-- BEGIN --

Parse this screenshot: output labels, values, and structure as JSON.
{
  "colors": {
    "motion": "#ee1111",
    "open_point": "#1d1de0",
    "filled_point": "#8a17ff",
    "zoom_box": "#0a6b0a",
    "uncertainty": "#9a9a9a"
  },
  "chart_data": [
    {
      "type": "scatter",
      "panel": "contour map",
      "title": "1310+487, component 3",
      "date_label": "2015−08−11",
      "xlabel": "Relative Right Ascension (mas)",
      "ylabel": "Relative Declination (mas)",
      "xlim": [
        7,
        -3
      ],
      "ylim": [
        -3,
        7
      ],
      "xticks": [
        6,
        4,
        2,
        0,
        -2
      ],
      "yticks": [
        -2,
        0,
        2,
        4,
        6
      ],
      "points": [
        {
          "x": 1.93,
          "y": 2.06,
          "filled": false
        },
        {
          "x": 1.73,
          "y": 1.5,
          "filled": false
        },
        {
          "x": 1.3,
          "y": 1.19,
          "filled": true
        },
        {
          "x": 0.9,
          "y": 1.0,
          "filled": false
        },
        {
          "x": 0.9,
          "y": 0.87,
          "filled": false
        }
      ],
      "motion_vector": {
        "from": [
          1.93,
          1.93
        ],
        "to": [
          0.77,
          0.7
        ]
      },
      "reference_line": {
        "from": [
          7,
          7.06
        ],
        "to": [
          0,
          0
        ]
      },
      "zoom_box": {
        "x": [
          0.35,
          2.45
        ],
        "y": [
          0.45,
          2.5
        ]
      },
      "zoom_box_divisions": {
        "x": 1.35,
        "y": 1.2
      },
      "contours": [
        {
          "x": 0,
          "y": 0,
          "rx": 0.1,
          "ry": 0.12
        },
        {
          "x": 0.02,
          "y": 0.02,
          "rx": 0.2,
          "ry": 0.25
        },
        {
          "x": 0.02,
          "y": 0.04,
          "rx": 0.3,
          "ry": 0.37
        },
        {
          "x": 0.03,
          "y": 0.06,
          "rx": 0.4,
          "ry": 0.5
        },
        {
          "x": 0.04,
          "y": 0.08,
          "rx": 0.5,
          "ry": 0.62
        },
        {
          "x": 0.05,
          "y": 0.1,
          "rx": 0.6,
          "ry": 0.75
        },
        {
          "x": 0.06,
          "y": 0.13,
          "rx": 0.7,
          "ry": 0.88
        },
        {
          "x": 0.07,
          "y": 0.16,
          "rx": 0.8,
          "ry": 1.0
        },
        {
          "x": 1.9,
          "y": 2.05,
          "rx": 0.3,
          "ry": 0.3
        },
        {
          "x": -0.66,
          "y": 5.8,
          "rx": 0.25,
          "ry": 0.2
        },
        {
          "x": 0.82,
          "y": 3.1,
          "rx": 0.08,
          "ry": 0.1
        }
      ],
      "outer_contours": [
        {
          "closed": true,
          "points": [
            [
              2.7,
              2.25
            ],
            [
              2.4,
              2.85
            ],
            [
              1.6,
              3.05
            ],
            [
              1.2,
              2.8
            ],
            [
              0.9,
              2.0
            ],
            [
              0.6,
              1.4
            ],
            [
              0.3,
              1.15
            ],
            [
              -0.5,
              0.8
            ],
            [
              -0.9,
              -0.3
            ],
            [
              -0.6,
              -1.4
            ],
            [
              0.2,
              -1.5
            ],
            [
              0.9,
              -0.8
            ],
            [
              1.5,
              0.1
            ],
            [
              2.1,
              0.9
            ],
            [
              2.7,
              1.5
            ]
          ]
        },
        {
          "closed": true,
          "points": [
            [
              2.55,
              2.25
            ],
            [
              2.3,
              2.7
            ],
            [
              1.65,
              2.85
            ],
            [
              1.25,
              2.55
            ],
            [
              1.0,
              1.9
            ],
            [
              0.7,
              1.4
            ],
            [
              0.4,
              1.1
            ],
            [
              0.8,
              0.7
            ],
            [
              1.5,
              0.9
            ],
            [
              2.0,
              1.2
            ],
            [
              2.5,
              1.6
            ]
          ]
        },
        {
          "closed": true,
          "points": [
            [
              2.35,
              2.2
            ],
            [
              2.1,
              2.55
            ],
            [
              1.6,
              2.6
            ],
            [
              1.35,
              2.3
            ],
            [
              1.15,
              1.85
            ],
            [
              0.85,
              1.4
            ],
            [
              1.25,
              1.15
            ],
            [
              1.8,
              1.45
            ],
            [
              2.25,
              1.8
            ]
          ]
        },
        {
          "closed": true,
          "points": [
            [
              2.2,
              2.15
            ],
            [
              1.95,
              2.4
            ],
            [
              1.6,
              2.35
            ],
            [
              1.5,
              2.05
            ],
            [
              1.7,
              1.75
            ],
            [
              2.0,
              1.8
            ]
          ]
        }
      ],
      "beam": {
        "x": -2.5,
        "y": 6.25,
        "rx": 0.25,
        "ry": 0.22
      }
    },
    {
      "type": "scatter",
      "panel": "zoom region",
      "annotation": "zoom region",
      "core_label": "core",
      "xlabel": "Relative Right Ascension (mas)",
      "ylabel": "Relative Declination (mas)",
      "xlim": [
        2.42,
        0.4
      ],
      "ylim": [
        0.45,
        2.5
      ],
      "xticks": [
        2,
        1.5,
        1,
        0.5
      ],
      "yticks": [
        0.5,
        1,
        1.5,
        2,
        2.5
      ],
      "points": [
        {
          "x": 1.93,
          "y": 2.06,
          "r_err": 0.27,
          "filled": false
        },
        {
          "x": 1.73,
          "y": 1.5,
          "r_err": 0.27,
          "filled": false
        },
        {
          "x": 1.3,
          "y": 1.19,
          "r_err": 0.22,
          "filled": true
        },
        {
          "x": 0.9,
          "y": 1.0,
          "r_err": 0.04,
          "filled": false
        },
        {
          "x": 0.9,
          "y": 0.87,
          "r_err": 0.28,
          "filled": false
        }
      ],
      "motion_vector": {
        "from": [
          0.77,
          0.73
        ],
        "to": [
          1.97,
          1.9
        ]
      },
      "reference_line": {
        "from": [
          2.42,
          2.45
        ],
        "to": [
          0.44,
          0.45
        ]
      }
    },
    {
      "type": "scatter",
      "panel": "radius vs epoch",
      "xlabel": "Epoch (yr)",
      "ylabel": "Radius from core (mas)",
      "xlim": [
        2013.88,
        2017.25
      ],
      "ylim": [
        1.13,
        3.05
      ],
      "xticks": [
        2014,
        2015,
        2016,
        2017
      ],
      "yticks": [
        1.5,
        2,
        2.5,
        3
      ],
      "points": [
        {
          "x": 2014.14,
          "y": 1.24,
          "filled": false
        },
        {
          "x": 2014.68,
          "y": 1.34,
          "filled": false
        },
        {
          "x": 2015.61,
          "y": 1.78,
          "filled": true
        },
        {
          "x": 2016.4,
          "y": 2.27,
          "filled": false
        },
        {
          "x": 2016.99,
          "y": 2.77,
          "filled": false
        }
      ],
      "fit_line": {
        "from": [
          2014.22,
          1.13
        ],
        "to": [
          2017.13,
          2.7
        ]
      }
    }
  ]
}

-- END --
-- BEGIN --

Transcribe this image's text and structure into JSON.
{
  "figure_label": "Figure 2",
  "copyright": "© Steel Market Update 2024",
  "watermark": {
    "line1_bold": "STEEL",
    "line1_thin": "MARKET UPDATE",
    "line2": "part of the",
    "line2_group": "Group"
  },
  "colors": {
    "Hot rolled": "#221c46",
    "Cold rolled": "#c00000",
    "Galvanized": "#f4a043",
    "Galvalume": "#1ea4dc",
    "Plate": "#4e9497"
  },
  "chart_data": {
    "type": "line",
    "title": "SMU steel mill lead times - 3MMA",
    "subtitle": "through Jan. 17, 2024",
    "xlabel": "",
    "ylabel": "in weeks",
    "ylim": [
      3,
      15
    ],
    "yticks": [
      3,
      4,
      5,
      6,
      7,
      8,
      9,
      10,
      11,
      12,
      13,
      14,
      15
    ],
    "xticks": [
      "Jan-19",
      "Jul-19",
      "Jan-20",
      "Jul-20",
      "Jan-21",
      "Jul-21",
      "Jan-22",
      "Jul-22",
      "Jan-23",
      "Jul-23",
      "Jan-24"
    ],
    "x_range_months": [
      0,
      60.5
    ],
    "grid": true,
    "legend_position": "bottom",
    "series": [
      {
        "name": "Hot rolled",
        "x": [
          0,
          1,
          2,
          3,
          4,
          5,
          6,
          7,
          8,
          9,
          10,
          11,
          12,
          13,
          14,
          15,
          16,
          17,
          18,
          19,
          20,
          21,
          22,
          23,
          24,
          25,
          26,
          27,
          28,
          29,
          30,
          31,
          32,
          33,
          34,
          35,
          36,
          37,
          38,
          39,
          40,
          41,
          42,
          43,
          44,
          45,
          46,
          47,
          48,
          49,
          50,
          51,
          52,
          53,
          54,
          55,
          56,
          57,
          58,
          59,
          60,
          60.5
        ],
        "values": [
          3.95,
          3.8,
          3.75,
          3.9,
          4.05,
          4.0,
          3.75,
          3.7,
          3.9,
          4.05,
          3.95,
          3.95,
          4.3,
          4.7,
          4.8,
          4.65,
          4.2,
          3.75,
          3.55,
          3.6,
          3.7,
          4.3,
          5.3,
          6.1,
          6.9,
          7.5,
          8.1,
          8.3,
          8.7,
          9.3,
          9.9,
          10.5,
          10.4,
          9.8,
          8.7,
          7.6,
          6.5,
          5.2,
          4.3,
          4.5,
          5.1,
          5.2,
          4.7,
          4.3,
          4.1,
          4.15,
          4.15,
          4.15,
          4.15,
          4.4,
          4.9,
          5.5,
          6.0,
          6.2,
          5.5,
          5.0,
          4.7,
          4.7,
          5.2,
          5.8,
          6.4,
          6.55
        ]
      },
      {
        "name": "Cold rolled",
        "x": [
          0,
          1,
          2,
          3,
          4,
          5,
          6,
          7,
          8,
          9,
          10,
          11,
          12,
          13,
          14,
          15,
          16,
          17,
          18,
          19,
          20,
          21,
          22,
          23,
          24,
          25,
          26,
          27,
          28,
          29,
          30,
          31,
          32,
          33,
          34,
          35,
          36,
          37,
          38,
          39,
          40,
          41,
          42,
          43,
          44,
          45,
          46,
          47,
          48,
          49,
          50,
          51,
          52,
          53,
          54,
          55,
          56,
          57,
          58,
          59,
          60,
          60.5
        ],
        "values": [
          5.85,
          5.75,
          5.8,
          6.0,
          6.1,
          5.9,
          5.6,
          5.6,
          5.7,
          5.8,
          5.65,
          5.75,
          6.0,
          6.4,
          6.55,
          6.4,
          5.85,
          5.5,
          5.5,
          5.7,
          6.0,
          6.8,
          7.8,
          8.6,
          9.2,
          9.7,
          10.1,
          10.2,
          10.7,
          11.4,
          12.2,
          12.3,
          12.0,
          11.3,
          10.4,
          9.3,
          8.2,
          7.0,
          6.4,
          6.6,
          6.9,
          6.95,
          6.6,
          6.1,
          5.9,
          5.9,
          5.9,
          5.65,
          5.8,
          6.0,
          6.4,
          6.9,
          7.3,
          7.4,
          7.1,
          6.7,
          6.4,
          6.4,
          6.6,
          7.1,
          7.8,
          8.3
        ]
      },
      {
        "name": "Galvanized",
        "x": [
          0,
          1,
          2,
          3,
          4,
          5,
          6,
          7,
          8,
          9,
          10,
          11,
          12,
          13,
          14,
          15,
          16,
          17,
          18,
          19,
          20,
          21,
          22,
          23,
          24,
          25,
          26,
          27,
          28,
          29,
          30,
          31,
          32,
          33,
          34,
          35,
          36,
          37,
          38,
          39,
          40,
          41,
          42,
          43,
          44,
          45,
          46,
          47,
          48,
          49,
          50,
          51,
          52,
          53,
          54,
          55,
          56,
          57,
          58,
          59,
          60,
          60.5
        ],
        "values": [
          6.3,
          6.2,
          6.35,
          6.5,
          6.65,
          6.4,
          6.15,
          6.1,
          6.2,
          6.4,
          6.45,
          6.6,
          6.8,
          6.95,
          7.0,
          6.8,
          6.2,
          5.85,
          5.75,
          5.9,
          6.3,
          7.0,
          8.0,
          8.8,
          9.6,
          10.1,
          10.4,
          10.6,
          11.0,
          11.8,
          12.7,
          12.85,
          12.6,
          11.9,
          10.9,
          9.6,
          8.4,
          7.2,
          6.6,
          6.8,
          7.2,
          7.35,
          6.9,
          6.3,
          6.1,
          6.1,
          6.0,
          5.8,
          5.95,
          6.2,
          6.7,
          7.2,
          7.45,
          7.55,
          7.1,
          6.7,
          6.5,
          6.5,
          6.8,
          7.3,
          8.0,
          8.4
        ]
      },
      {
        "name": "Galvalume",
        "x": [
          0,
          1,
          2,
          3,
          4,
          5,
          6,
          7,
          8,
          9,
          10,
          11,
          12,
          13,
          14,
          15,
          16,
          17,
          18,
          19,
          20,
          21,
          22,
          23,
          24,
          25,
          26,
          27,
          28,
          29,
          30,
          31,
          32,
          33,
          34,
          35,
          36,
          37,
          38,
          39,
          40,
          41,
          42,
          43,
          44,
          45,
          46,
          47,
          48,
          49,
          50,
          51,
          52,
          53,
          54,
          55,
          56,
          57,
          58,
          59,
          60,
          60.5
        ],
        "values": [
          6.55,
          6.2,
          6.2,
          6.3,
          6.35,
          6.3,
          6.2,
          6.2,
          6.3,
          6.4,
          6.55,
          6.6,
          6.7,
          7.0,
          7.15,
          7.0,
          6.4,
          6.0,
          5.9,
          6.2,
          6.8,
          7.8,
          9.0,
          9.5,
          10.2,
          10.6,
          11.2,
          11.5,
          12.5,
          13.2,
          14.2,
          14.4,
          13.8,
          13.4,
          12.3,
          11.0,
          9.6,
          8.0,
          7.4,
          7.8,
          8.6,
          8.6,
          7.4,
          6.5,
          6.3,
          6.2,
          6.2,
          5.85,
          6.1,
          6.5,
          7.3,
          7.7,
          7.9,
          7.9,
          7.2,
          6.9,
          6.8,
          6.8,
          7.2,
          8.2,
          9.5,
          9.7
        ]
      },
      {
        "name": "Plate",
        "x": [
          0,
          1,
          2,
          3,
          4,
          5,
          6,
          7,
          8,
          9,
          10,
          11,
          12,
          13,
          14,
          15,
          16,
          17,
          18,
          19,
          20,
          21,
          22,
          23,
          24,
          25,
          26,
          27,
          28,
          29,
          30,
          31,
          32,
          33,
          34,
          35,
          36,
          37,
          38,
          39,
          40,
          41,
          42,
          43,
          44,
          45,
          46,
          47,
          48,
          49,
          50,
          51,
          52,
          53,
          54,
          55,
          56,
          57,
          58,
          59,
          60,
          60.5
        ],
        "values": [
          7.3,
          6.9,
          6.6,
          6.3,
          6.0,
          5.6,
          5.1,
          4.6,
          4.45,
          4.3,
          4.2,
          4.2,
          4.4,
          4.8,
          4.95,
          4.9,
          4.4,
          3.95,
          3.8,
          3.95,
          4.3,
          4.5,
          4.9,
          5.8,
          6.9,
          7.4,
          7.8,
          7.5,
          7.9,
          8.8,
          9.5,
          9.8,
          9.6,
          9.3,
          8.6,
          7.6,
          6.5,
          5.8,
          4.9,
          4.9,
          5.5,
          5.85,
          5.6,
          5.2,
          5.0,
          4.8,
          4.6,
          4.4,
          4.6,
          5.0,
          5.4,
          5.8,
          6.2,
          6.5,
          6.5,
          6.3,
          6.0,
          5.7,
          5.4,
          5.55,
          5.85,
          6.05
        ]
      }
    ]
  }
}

-- END --

--- Written problem ---
Where a line of the records above holds the word "Galvanized", copy that line.

--- Task output ---
    "Galvanized": "#f4a043",
        "name": "Galvanized",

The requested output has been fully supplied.